§ **What needs to be done**:
If a record holds a picture, leave the picture out, but write out everything else exactly.

§ **Given data**:
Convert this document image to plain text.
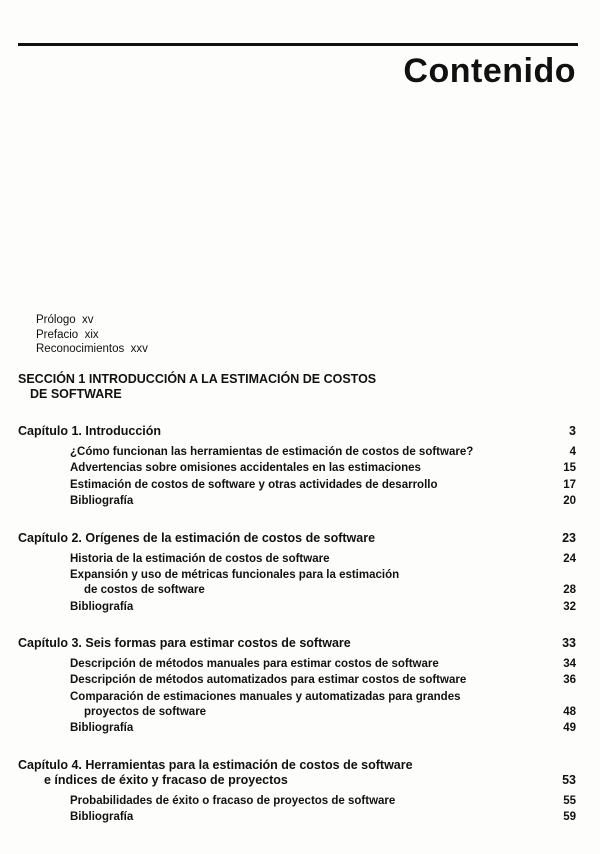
Contenido
Prólogo xv
Prefacio xix
Reconocimientos xxv
SECCIÓN 1 INTRODUCCIÓN A LA ESTIMACIÓN DE COSTOS
DE SOFTWARE
Capítulo 1. Introducción	3
¿Cómo funcionan las herramientas de estimación de costos de software?	4
Advertencias sobre omisiones accidentales en las estimaciones	15
Estimación de costos de software y otras actividades de desarrollo	17
Bibliografía	20
Capítulo 2. Orígenes de la estimación de costos de software	23
Historia de la estimación de costos de software	24
Expansión y uso de métricas funcionales para la estimación
de costos de software	28
Bibliografía	32
Capítulo 3. Seis formas para estimar costos de software	33
Descripción de métodos manuales para estimar costos de software	34
Descripción de métodos automatizados para estimar costos de software	36
Comparación de estimaciones manuales y automatizadas para grandes
proyectos de software	48
Bibliografía	49
Capítulo 4. Herramientas para la estimación de costos de software
e índices de éxito y fracaso de proyectos	53
Probabilidades de éxito o fracaso de proyectos de software	55
Bibliografía	59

§ **Problem solution**:
Convert this document image to plain text.
Contenido
Prólogo xv
Prefacio xix
Reconocimientos xxv
SECCIÓN 1 INTRODUCCIÓN A LA ESTIMACIÓN DE COSTOS
DE SOFTWARE
Capítulo 1. Introducción	3
¿Cómo funcionan las herramientas de estimación de costos de software?	4
Advertencias sobre omisiones accidentales en las estimaciones	15
Estimación de costos de software y otras actividades de desarrollo	17
Bibliografía	20
Capítulo 2. Orígenes de la estimación de costos de software	23
Historia de la estimación de costos de software	24
Expansión y uso de métricas funcionales para la estimación
de costos de software	28
Bibliografía	32
Capítulo 3. Seis formas para estimar costos de software	33
Descripción de métodos manuales para estimar costos de software	34
Descripción de métodos automatizados para estimar costos de software	36
Comparación de estimaciones manuales y automatizadas para grandes
proyectos de software	48
Bibliografía	49
Capítulo 4. Herramientas para la estimación de costos de software
e índices de éxito y fracaso de proyectos	53
Probabilidades de éxito o fracaso de proyectos de software	55
Bibliografía	59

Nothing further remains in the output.